# DATASET RECORDS start
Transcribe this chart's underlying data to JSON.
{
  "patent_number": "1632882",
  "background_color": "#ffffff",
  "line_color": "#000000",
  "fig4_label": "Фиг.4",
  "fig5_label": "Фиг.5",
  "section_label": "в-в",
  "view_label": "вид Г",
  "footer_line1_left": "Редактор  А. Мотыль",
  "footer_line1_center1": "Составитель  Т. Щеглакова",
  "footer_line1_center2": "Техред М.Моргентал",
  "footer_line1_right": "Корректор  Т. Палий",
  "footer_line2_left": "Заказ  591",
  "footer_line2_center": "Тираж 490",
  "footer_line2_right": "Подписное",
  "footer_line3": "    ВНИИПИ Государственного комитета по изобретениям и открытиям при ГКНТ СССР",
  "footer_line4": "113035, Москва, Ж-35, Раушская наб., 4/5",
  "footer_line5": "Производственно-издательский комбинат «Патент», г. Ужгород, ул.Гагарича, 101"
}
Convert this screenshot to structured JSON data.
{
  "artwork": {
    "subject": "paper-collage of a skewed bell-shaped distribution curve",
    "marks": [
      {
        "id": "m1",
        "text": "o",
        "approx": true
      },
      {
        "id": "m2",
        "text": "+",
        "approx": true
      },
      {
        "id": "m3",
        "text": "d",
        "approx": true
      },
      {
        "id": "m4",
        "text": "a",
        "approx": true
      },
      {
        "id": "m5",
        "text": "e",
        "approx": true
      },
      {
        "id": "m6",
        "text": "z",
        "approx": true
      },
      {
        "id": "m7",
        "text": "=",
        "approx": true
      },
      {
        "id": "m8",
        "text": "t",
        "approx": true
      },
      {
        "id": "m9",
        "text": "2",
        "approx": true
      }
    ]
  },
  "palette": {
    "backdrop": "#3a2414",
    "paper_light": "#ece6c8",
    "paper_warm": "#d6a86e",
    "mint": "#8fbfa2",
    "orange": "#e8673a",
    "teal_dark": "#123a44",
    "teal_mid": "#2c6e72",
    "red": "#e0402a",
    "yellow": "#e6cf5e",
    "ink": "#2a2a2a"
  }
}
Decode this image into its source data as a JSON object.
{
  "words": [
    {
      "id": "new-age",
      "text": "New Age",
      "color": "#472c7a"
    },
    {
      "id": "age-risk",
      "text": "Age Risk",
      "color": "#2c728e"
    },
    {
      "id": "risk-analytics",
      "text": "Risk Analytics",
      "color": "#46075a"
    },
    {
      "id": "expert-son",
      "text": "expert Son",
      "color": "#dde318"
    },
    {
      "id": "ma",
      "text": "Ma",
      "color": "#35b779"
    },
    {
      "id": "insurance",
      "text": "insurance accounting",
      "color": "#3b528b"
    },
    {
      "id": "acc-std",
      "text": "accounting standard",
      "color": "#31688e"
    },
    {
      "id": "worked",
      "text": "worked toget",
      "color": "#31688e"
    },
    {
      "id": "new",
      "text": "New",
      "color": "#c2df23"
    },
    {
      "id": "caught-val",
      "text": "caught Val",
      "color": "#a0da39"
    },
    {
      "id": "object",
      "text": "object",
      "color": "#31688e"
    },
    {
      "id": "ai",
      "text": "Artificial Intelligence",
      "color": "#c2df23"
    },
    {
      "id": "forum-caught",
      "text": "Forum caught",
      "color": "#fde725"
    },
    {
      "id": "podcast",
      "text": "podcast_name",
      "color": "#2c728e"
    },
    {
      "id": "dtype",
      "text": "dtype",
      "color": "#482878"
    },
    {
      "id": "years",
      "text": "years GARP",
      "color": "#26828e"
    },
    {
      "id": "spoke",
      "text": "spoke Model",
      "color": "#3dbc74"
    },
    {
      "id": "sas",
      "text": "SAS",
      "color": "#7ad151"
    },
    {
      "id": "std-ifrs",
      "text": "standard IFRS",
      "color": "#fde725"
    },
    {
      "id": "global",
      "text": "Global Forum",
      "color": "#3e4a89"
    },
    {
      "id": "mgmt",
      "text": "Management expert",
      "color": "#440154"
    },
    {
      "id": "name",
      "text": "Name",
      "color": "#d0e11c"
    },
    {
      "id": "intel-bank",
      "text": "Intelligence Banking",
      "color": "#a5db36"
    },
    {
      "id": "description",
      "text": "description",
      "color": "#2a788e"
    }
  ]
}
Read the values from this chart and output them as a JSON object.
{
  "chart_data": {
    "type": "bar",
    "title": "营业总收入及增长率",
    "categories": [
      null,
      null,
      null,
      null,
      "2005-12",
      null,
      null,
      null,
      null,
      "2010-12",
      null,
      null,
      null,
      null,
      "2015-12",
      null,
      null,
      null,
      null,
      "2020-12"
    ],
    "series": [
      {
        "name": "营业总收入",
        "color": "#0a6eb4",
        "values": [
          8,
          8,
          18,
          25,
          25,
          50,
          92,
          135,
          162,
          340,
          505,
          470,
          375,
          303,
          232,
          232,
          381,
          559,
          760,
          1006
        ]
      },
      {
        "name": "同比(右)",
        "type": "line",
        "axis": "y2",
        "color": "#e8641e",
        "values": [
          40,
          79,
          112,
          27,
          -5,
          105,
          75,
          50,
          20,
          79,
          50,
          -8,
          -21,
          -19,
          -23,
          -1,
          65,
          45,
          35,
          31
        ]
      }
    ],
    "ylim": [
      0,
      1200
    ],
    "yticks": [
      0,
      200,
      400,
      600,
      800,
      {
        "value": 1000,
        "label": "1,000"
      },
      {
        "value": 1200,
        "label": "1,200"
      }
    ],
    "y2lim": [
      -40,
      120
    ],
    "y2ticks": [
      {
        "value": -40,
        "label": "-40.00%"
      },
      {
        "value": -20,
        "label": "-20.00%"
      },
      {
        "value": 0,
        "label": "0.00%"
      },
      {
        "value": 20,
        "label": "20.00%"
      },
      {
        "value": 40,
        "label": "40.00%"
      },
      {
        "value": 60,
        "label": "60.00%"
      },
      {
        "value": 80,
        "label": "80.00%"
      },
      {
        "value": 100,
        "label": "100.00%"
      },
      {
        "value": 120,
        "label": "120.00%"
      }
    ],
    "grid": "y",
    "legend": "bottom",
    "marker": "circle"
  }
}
# DATASET RECORDS end
▸ PROBLEM TO WORK ON: Would you write down every record again, exactly?

▸ THE COMPLETED TASK:
Transcribe this chart's underlying data to JSON.
{
  "patent_number": "1632882",
  "background_color": "#ffffff",
  "line_color": "#000000",
  "fig4_label": "Фиг.4",
  "fig5_label": "Фиг.5",
  "section_label": "в-в",
  "view_label": "вид Г",
  "footer_line1_left": "Редактор  А. Мотыль",
  "footer_line1_center1": "Составитель  Т. Щеглакова",
  "footer_line1_center2": "Техред М.Моргентал",
  "footer_line1_right": "Корректор  Т. Палий",
  "footer_line2_left": "Заказ  591",
  "footer_line2_center": "Тираж 490",
  "footer_line2_right": "Подписное",
  "footer_line3": "    ВНИИПИ Государственного комитета по изобретениям и открытиям при ГКНТ СССР",
  "footer_line4": "113035, Москва, Ж-35, Раушская наб., 4/5",
  "footer_line5": "Производственно-издательский комбинат «Патент», г. Ужгород, ул.Гагарича, 101"
}
Convert this screenshot to structured JSON data.
{
  "artwork": {
    "subject": "paper-collage of a skewed bell-shaped distribution curve",
    "marks": [
      {
        "id": "m1",
        "text": "o",
        "approx": true
      },
      {
        "id": "m2",
        "text": "+",
        "approx": true
      },
      {
        "id": "m3",
        "text": "d",
        "approx": true
      },
      {
        "id": "m4",
        "text": "a",
        "approx": true
      },
      {
        "id": "m5",
        "text": "e",
        "approx": true
      },
      {
        "id": "m6",
        "text": "z",
        "approx": true
      },
      {
        "id": "m7",
        "text": "=",
        "approx": true
      },
      {
        "id": "m8",
        "text": "t",
        "approx": true
      },
      {
        "id": "m9",
        "text": "2",
        "approx": true
      }
    ]
  },
  "palette": {
    "backdrop": "#3a2414",
    "paper_light": "#ece6c8",
    "paper_warm": "#d6a86e",
    "mint": "#8fbfa2",
    "orange": "#e8673a",
    "teal_dark": "#123a44",
    "teal_mid": "#2c6e72",
    "red": "#e0402a",
    "yellow": "#e6cf5e",
    "ink": "#2a2a2a"
  }
}
Decode this image into its source data as a JSON object.
{
  "words": [
    {
      "id": "new-age",
      "text": "New Age",
      "color": "#472c7a"
    },
    {
      "id": "age-risk",
      "text": "Age Risk",
      "color": "#2c728e"
    },
    {
      "id": "risk-analytics",
      "text": "Risk Analytics",
      "color": "#46075a"
    },
    {
      "id": "expert-son",
      "text": "expert Son",
      "color": "#dde318"
    },
    {
      "id": "ma",
      "text": "Ma",
      "color": "#35b779"
    },
    {
      "id": "insurance",
      "text": "insurance accounting",
      "color": "#3b528b"
    },
    {
      "id": "acc-std",
      "text": "accounting standard",
      "color": "#31688e"
    },
    {
      "id": "worked",
      "text": "worked toget",
      "color": "#31688e"
    },
    {
      "id": "new",
      "text": "New",
      "color": "#c2df23"
    },
    {
      "id": "caught-val",
      "text": "caught Val",
      "color": "#a0da39"
    },
    {
      "id": "object",
      "text": "object",
      "color": "#31688e"
    },
    {
      "id": "ai",
      "text": "Artificial Intelligence",
      "color": "#c2df23"
    },
    {
      "id": "forum-caught",
      "text": "Forum caught",
      "color": "#fde725"
    },
    {
      "id": "podcast",
      "text": "podcast_name",
      "color": "#2c728e"
    },
    {
      "id": "dtype",
      "text": "dtype",
      "color": "#482878"
    },
    {
      "id": "years",
      "text": "years GARP",
      "color": "#26828e"
    },
    {
      "id": "spoke",
      "text": "spoke Model",
      "color": "#3dbc74"
    },
    {
      "id": "sas",
      "text": "SAS",
      "color": "#7ad151"
    },
    {
      "id": "std-ifrs",
      "text": "standard IFRS",
      "color": "#fde725"
    },
    {
      "id": "global",
      "text": "Global Forum",
      "color": "#3e4a89"
    },
    {
      "id": "mgmt",
      "text": "Management expert",
      "color": "#440154"
    },
    {
      "id": "name",
      "text": "Name",
      "color": "#d0e11c"
    },
    {
      "id": "intel-bank",
      "text": "Intelligence Banking",
      "color": "#a5db36"
    },
    {
      "id": "description",
      "text": "description",
      "color": "#2a788e"
    }
  ]
}
Read the values from this chart and output them as a JSON object.
{
  "chart_data": {
    "type": "bar",
    "title": "营业总收入及增长率",
    "categories": [
      null,
      null,
      null,
      null,
      "2005-12",
      null,
      null,
      null,
      null,
      "2010-12",
      null,
      null,
      null,
      null,
      "2015-12",
      null,
      null,
      null,
      null,
      "2020-12"
    ],
    "series": [
      {
        "name": "营业总收入",
        "color": "#0a6eb4",
        "values": [
          8,
          8,
          18,
          25,
          25,
          50,
          92,
          135,
          162,
          340,
          505,
          470,
          375,
          303,
          232,
          232,
          381,
          559,
          760,
          1006
        ]
      },
      {
        "name": "同比(右)",
        "type": "line",
        "axis": "y2",
        "color": "#e8641e",
        "values": [
          40,
          79,
          112,
          27,
          -5,
          105,
          75,
          50,
          20,
          79,
          50,
          -8,
          -21,
          -19,
          -23,
          -1,
          65,
          45,
          35,
          31
        ]
      }
    ],
    "ylim": [
      0,
      1200
    ],
    "yticks": [
      0,
      200,
      400,
      600,
      800,
      {
        "value": 1000,
        "label": "1,000"
      },
      {
        "value": 1200,
        "label": "1,200"
      }
    ],
    "y2lim": [
      -40,
      120
    ],
    "y2ticks": [
      {
        "value": -40,
        "label": "-40.00%"
      },
      {
        "value": -20,
        "label": "-20.00%"
      },
      {
        "value": 0,
        "label": "0.00%"
      },
      {
        "value": 20,
        "label": "20.00%"
      },
      {
        "value": 40,
        "label": "40.00%"
      },
      {
        "value": 60,
        "label": "60.00%"
      },
      {
        "value": 80,
        "label": "80.00%"
      },
      {
        "value": 100,
        "label": "100.00%"
      },
      {
        "value": 120,
        "label": "120.00%"
      }
    ],
    "grid": "y",
    "legend": "bottom",
    "marker": "circle"
  }
}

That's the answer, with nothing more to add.